> **ИСХОДНЫЙ ТЕКСТ**:

□ □ □ □ □

Позже Евдокия Васильевна устроилась на работу на швейную фабрику «Знамя Индустриализации» в бухгалтерию, в расчётный отдел седьмого цеха. Там она проработала вплоть до выхода на пенсию. За добросовестный труд она была награждена медалью «За трудовые заслуги».
Вскоре после войны Евдокия Васильевна вышла замуж за старовера, уроженца г. Витебска Сухарева Александра Максимовича, который по профессии работал шофёром. Александр Максимович являлся участником Великой Отечественной войны. В 1952 году 19 июня родился я, то есть Сухарев Андрей Александрович. Через шесть лет родители развелись. Александр Максимович уехал на Колыму и там около 15 лет работал шофёром. Он снова женился, но детей у него больше не было.
Я остался с матерью и с дедушкой Красиковым Василием Сисоевичем и бабушкой Красиковой Анной Купреевной. Мать снова перешла на свою девичью фамилию – Красикова. Спустя год она стала жить в гражданском браке с Красавиным Василием Парфеновичем, который был родом из староверской деревни Должица Чашницкого района. Василий Парфенович во время войны воевал и имел боевые награды, в частности, «Орден Отечественной войны», медали «За освобождение Будапешта», «За освобождение Праги» и др. В.П. Красавин большую часть жизни проработал на станкоинструментальном заводе имени Коминтерна слесарем-сборщиком. Был охотником, любил ездить в грибы и ягоды. Похоронен на кладбище в д. Должица.
Все три сестры со своими семьями компактно проживали недалеко друг от друга в районе ул. Титова за Полоцким рынком. Мать, дедушка, отчим и я проживали в доме по ул. Виноградовой, д. 45 (фото №30, приложение).
Сёстры были очень дружны и всегда помогали друг другу (фото №31, приложение).
Все основные праздники отмечали вместе, как они говорили в складчину, в одном из трёх домов. На этих торжествах всегда присут-ствовали и мы – четыре двоюродных брата: Юрий, Сергей, Владимир и я.
Наиболее близкими друзьями наших были: Ладыжинские Георгий и Екатерина, Григорий Ефимович и Феня Козлянские, Фотий Дмитриевич Гуков, а также семьи родных братьев Савелия Илларионовича Кириллова – Павла и Марка.
Евдокия Васильевна и её младшая сестра Надежда Васильевна были очень грамотны в религиозном отношении. Они хорошо изучили старообрядческую церковную литературу, в совершенстве владели старинным византийским пением (по крюкам). Практически по грамотности им не было равных в Витебской старообрядческой общине. Они долгие годы после выхода на пенсию служили в Витебском старообрядческом храме (фото №32, приложение).
Где-то в 2004 году мать позвали соседи в баню. Стояла ранняя весна. Она зашла после бани к ним в дом поблагодарить. Обратно за дверь хозяева её почему-то не провели. Крыльцо было высокое и стояла темень. Она перепутала направление и упала почти вертикально вниз головой. Мне позвонил отчим, и я быстро приехал на ул. Виноградовой. Мать кричала от боли. Вызвали скорую. По реакции врача я понял, что она считает у матери перелом шейных позвонков. Худшее трудно придумать. Мы погрузили её на носилки и занесли в скорую помощь.
Всю дорогу до больницы мать крепко держала мою руку, а я максимально сконцентрировался и страстно обратился к Богу и доброй энергии. Кода приехали в больницу, то вначале медперсонал тоже был настроен на аналогичный диагноз. Но когда сделали снимки и поработал невропатолог, диагноз не подтвердился. Просто от удара произошло некоторое смещение соляных возрастных отложений. На следующий день её выписали. Хотя болезненное состояние продолжалось еще долго.
Всю жизнь мать мечтала о быстрой смерти, без лежания в больницах и на своих ногах. Такую возможность ей Бог предоставил.
2 июня 2008 года ей стало плохо. Она поднялась с кровати за ле-карством и тут же замертво упала. Дома в это время был отчим Василий Парфенович Красавин. Отпевание и похороны Евдокии Васильевны были проведены по старообрядческим традициям. Она похоронена в одной ограде с отцом Василием Сисоевичем, матерью Анной Купреевной и младшей сестрой Надеждой Васильевной на старообрядческом кладбище в Витебске.

□ □ □ □ □

(Данные для предсказания ограничивающих рамок)
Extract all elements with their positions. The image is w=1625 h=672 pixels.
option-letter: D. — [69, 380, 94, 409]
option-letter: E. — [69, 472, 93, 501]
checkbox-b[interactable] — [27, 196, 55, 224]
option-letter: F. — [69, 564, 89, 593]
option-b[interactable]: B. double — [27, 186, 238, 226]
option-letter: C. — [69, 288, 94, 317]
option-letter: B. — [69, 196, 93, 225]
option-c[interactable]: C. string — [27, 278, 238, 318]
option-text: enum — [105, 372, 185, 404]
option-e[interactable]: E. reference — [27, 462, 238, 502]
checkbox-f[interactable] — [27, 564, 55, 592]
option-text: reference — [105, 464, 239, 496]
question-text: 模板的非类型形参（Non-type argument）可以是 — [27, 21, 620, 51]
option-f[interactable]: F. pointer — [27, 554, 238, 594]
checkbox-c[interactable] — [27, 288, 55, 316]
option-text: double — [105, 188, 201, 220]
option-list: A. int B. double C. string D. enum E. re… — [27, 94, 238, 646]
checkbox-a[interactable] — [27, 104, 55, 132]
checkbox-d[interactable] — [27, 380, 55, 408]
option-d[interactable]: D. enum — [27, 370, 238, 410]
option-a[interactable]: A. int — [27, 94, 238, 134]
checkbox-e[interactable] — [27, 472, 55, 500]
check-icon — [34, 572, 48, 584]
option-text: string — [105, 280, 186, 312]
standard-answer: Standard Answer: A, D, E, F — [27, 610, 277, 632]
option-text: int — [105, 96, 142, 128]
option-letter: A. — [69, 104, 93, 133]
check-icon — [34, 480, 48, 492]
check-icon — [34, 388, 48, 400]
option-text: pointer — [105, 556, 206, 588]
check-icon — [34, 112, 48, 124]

□ □ □ □ □

> **РАБОЧЕЕ ЗАДАНИЕ**: Перепишите фрагмент воспоминаний о матери от слов «Сёстры были очень» до слов «Владимир и я.» включительно, заменив «дружны» на «близки». Записи здесь никакой роли не играют.

> **РЕШЁННОЕ УПРАЖНЕНИЕ**:
Сёстры были очень близки и всегда помогали друг другу (фото №31, приложение).
Все основные праздники отмечали вместе, как они говорили в складчину, в одном из трёх домов. На этих торжествах всегда присут-ствовали и мы – четыре двоюродных брата: Юрий, Сергей, Владимир и я.